[Figure data in JSON]

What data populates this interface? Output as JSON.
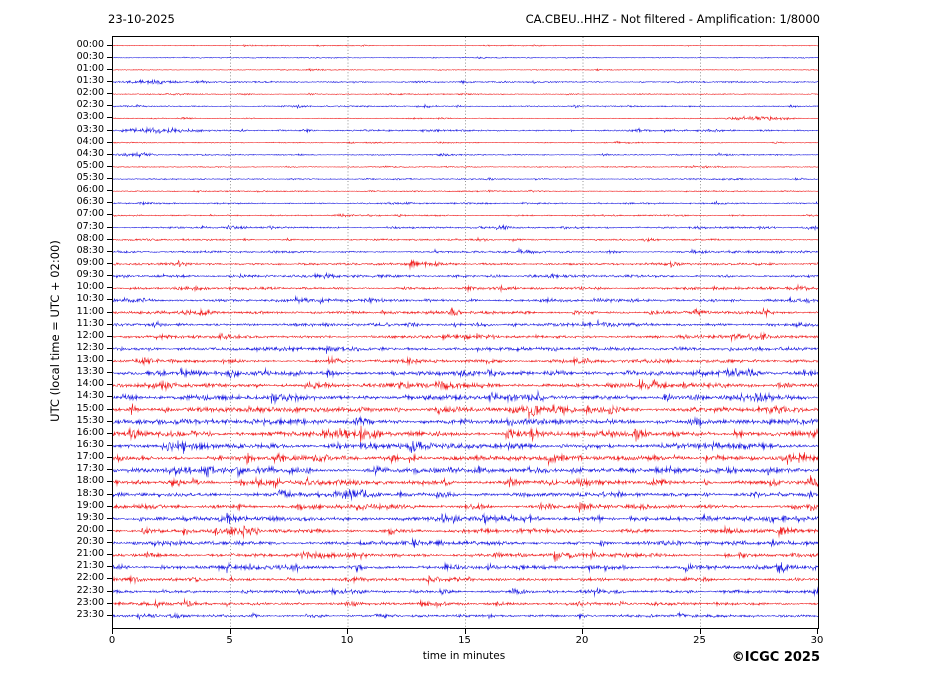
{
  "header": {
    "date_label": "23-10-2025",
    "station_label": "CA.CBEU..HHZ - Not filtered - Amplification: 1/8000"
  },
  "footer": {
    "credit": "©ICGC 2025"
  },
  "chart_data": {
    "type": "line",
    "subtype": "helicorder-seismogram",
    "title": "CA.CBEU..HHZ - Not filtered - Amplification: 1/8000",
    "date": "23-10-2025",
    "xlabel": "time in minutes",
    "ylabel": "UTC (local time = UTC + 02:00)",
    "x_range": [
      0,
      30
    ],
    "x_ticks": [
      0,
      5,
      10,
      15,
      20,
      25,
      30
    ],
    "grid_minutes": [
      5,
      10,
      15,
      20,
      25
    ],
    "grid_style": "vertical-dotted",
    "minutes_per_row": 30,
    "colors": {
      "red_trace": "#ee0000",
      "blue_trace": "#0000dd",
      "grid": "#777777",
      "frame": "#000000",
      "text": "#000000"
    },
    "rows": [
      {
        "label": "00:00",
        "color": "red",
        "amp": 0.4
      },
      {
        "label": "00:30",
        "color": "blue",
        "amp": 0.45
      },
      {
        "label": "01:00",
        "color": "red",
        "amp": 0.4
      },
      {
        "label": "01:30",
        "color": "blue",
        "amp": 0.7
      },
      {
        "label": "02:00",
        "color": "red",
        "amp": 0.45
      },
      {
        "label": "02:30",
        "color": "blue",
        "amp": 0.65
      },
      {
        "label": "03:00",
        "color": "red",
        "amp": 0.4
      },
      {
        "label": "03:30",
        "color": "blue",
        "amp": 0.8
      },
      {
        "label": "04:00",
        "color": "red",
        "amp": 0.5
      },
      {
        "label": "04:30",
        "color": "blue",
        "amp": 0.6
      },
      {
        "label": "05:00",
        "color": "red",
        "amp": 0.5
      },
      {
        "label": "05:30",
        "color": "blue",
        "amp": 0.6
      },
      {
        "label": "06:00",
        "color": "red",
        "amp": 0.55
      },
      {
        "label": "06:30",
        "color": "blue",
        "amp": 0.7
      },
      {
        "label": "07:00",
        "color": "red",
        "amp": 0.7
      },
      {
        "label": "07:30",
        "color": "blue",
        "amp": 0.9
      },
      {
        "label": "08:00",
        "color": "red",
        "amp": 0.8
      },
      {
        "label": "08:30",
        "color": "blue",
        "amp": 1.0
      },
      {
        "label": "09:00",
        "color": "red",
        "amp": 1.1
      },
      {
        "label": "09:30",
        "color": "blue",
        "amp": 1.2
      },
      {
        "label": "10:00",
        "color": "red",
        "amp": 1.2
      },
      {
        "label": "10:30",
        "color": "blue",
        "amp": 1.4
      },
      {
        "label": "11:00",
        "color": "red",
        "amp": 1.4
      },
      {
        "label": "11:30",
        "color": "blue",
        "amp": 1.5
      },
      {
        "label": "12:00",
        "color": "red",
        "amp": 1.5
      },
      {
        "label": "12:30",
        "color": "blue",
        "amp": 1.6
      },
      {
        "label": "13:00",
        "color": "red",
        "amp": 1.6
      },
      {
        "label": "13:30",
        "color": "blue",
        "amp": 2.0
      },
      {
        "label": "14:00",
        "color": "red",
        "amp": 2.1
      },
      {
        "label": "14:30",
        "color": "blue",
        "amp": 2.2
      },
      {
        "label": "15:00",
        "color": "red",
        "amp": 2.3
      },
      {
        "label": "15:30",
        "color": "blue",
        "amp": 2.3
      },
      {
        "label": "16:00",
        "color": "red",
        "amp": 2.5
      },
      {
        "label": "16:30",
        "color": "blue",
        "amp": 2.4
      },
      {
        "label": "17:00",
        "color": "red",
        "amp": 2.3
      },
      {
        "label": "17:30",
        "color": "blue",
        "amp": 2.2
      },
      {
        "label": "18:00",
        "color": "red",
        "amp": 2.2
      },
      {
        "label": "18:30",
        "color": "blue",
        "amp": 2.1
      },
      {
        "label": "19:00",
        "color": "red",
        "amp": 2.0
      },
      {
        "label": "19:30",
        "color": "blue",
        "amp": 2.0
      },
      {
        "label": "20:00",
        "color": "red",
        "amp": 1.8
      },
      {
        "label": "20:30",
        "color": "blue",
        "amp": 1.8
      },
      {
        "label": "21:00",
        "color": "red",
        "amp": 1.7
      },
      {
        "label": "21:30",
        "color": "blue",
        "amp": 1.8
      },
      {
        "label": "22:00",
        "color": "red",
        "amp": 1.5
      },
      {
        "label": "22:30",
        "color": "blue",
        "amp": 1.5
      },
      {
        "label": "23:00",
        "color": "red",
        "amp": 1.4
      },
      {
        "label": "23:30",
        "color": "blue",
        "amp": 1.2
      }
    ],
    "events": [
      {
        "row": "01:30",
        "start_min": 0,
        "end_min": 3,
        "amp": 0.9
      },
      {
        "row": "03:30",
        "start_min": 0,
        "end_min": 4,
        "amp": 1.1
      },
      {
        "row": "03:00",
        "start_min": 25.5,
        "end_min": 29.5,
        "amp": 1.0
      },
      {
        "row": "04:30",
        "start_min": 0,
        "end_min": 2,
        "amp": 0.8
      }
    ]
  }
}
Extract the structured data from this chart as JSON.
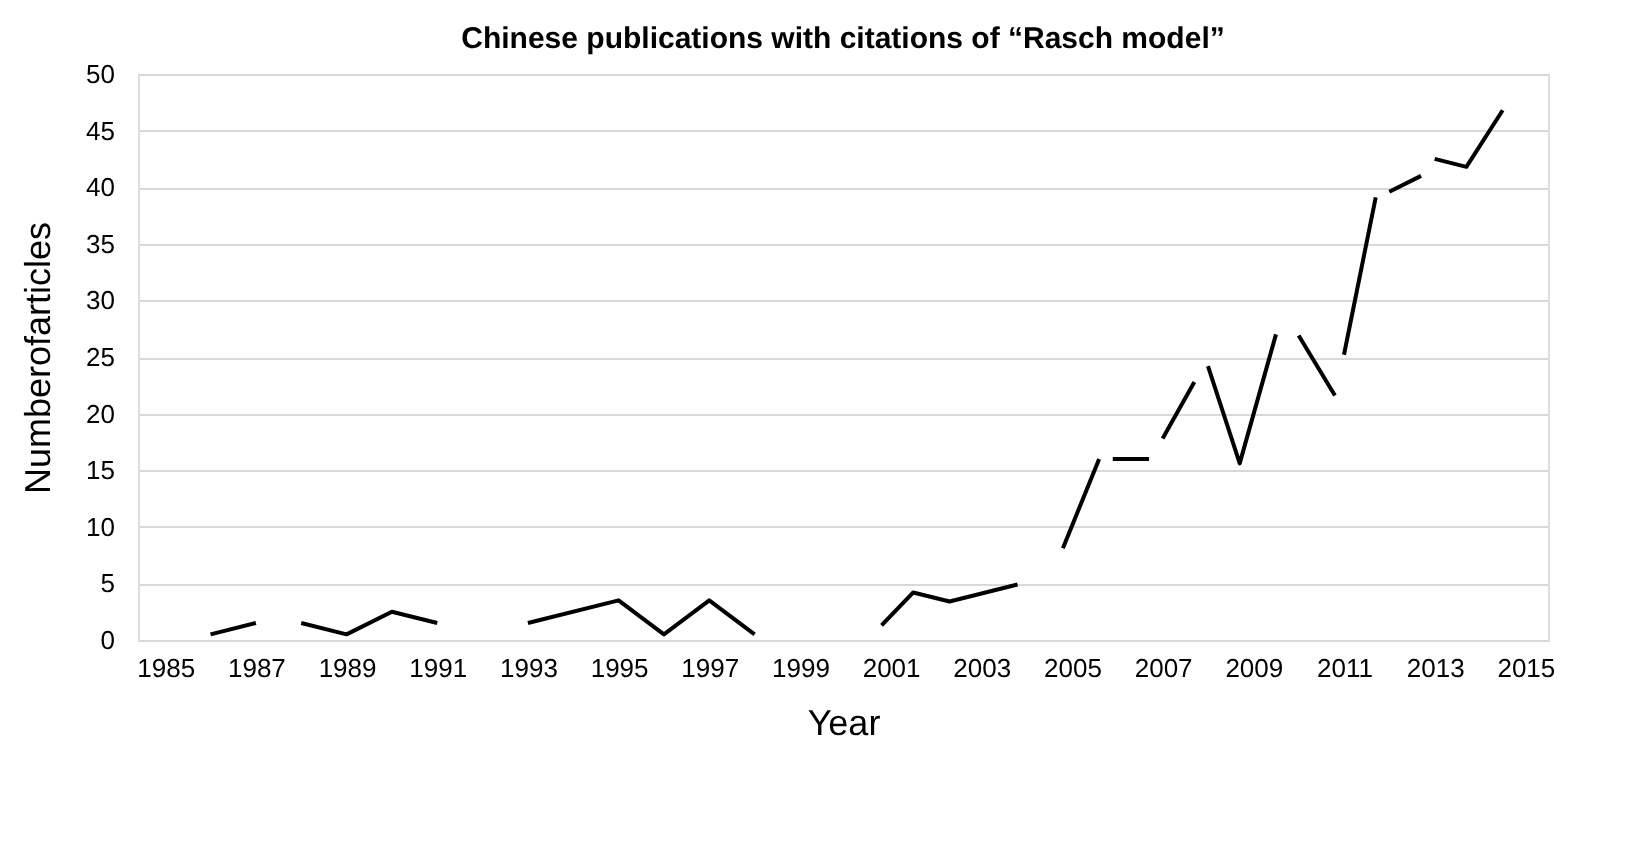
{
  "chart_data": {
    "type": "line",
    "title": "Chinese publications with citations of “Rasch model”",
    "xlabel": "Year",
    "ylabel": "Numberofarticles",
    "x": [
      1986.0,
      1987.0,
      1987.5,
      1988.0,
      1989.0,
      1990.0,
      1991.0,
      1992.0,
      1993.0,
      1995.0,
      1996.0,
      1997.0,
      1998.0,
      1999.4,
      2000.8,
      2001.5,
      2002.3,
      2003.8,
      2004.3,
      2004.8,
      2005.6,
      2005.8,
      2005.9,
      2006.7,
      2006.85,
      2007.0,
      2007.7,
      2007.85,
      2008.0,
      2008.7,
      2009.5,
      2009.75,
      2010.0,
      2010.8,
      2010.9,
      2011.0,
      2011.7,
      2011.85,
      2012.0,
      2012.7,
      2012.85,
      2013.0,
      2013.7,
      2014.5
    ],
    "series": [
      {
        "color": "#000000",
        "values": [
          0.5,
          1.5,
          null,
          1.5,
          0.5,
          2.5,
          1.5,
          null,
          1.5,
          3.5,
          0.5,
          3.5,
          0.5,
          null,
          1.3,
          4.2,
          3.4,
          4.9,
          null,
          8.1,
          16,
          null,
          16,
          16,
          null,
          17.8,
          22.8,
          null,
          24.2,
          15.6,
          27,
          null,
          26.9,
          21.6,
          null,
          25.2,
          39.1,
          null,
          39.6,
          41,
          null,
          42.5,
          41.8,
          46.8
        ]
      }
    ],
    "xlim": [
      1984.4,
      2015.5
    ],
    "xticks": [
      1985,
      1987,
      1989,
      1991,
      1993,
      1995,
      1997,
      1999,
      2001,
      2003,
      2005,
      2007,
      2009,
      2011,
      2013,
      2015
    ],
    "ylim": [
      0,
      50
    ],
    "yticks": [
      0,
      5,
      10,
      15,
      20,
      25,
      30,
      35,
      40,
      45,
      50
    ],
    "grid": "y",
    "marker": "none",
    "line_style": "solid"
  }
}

• _Written instruction_
Print the records word for word and exclude any picture they hold.

• _Answer to this exercise_
What data populates this interface? Output as JSON.
{
  "header": {
    "date_label": "23-10-2025",
    "station_label": "CA.CBEU..HHZ - Not filtered - Amplification: 1/8000"
  },
  "footer": {
    "credit": "©ICGC 2025"
  },
  "chart_data": {
    "type": "line",
    "subtype": "helicorder-seismogram",
    "title": "CA.CBEU..HHZ - Not filtered - Amplification: 1/8000",
    "date": "23-10-2025",
    "xlabel": "time in minutes",
    "ylabel": "UTC (local time = UTC + 02:00)",
    "x_range": [
      0,
      30
    ],
    "x_ticks": [
      0,
      5,
      10,
      15,
      20,
      25,
      30
    ],
    "grid_minutes": [
      5,
      10,
      15,
      20,
      25
    ],
    "grid_style": "vertical-dotted",
    "minutes_per_row": 30,
    "colors": {
      "red_trace": "#ee0000",
      "blue_trace": "#0000dd",
      "grid": "#777777",
      "frame": "#000000",
      "text": "#000000"
    },
    "rows": [
      {
        "label": "00:00",
        "color": "red",
        "amp": 0.4
      },
      {
        "label": "00:30",
        "color": "blue",
        "amp": 0.45
      },
      {
        "label": "01:00",
        "color": "red",
        "amp": 0.4
      },
      {
        "label": "01:30",
        "color": "blue",
        "amp": 0.7
      },
      {
        "label": "02:00",
        "color": "red",
        "amp": 0.45
      },
      {
        "label": "02:30",
        "color": "blue",
        "amp": 0.65
      },
      {
        "label": "03:00",
        "color": "red",
        "amp": 0.4
      },
      {
        "label": "03:30",
        "color": "blue",
        "amp": 0.8
      },
      {
        "label": "04:00",
        "color": "red",
        "amp": 0.5
      },
      {
        "label": "04:30",
        "color": "blue",
        "amp": 0.6
      },
      {
        "label": "05:00",
        "color": "red",
        "amp": 0.5
      },
      {
        "label": "05:30",
        "color": "blue",
        "amp": 0.6
      },
      {
        "label": "06:00",
        "color": "red",
        "amp": 0.55
      },
      {
        "label": "06:30",
        "color": "blue",
        "amp": 0.7
      },
      {
        "label": "07:00",
        "color": "red",
        "amp": 0.7
      },
      {
        "label": "07:30",
        "color": "blue",
        "amp": 0.9
      },
      {
        "label": "08:00",
        "color": "red",
        "amp": 0.8
      },
      {
        "label": "08:30",
        "color": "blue",
        "amp": 1.0
      },
      {
        "label": "09:00",
        "color": "red",
        "amp": 1.1
      },
      {
        "label": "09:30",
        "color": "blue",
        "amp": 1.2
      },
      {
        "label": "10:00",
        "color": "red",
        "amp": 1.2
      },
      {
        "label": "10:30",
        "color": "blue",
        "amp": 1.4
      },
      {
        "label": "11:00",
        "color": "red",
        "amp": 1.4
      },
      {
        "label": "11:30",
        "color": "blue",
        "amp": 1.5
      },
      {
        "label": "12:00",
        "color": "red",
        "amp": 1.5
      },
      {
        "label": "12:30",
        "color": "blue",
        "amp": 1.6
      },
      {
        "label": "13:00",
        "color": "red",
        "amp": 1.6
      },
      {
        "label": "13:30",
        "color": "blue",
        "amp": 2.0
      },
      {
        "label": "14:00",
        "color": "red",
        "amp": 2.1
      },
      {
        "label": "14:30",
        "color": "blue",
        "amp": 2.2
      },
      {
        "label": "15:00",
        "color": "red",
        "amp": 2.3
      },
      {
        "label": "15:30",
        "color": "blue",
        "amp": 2.3
      },
      {
        "label": "16:00",
        "color": "red",
        "amp": 2.5
      },
      {
        "label": "16:30",
        "color": "blue",
        "amp": 2.4
      },
      {
        "label": "17:00",
        "color": "red",
        "amp": 2.3
      },
      {
        "label": "17:30",
        "color": "blue",
        "amp": 2.2
      },
      {
        "label": "18:00",
        "color": "red",
        "amp": 2.2
      },
      {
        "label": "18:30",
        "color": "blue",
        "amp": 2.1
      },
      {
        "label": "19:00",
        "color": "red",
        "amp": 2.0
      },
      {
        "label": "19:30",
        "color": "blue",
        "amp": 2.0
      },
      {
        "label": "20:00",
        "color": "red",
        "amp": 1.8
      },
      {
        "label": "20:30",
        "color": "blue",
        "amp": 1.8
      },
      {
        "label": "21:00",
        "color": "red",
        "amp": 1.7
      },
      {
        "label": "21:30",
        "color": "blue",
        "amp": 1.8
      },
      {
        "label": "22:00",
        "color": "red",
        "amp": 1.5
      },
      {
        "label": "22:30",
        "color": "blue",
        "amp": 1.5
      },
      {
        "label": "23:00",
        "color": "red",
        "amp": 1.4
      },
      {
        "label": "23:30",
        "color": "blue",
        "amp": 1.2
      }
    ],
    "events": [
      {
        "row": "01:30",
        "start_min": 0,
        "end_min": 3,
        "amp": 0.9
      },
      {
        "row": "03:30",
        "start_min": 0,
        "end_min": 4,
        "amp": 1.1
      },
      {
        "row": "03:00",
        "start_min": 25.5,
        "end_min": 29.5,
        "amp": 1.0
      },
      {
        "row": "04:30",
        "start_min": 0,
        "end_min": 2,
        "amp": 0.8
      }
    ]
  }
}
Extract the structured data from this chart as JSON.
{
  "chart_data": {
    "type": "line",
    "title": "Chinese publications with citations of “Rasch model”",
    "xlabel": "Year",
    "ylabel": "Numberofarticles",
    "x": [
      1986.0,
      1987.0,
      1987.5,
      1988.0,
      1989.0,
      1990.0,
      1991.0,
      1992.0,
      1993.0,
      1995.0,
      1996.0,
      1997.0,
      1998.0,
      1999.4,
      2000.8,
      2001.5,
      2002.3,
      2003.8,
      2004.3,
      2004.8,
      2005.6,
      2005.8,
      2005.9,
      2006.7,
      2006.85,
      2007.0,
      2007.7,
      2007.85,
      2008.0,
      2008.7,
      2009.5,
      2009.75,
      2010.0,
      2010.8,
      2010.9,
      2011.0,
      2011.7,
      2011.85,
      2012.0,
      2012.7,
      2012.85,
      2013.0,
      2013.7,
      2014.5
    ],
    "series": [
      {
        "color": "#000000",
        "values": [
          0.5,
          1.5,
          null,
          1.5,
          0.5,
          2.5,
          1.5,
          null,
          1.5,
          3.5,
          0.5,
          3.5,
          0.5,
          null,
          1.3,
          4.2,
          3.4,
          4.9,
          null,
          8.1,
          16,
          null,
          16,
          16,
          null,
          17.8,
          22.8,
          null,
          24.2,
          15.6,
          27,
          null,
          26.9,
          21.6,
          null,
          25.2,
          39.1,
          null,
          39.6,
          41,
          null,
          42.5,
          41.8,
          46.8
        ]
      }
    ],
    "xlim": [
      1984.4,
      2015.5
    ],
    "xticks": [
      1985,
      1987,
      1989,
      1991,
      1993,
      1995,
      1997,
      1999,
      2001,
      2003,
      2005,
      2007,
      2009,
      2011,
      2013,
      2015
    ],
    "ylim": [
      0,
      50
    ],
    "yticks": [
      0,
      5,
      10,
      15,
      20,
      25,
      30,
      35,
      40,
      45,
      50
    ],
    "grid": "y",
    "marker": "none",
    "line_style": "solid"
  }
}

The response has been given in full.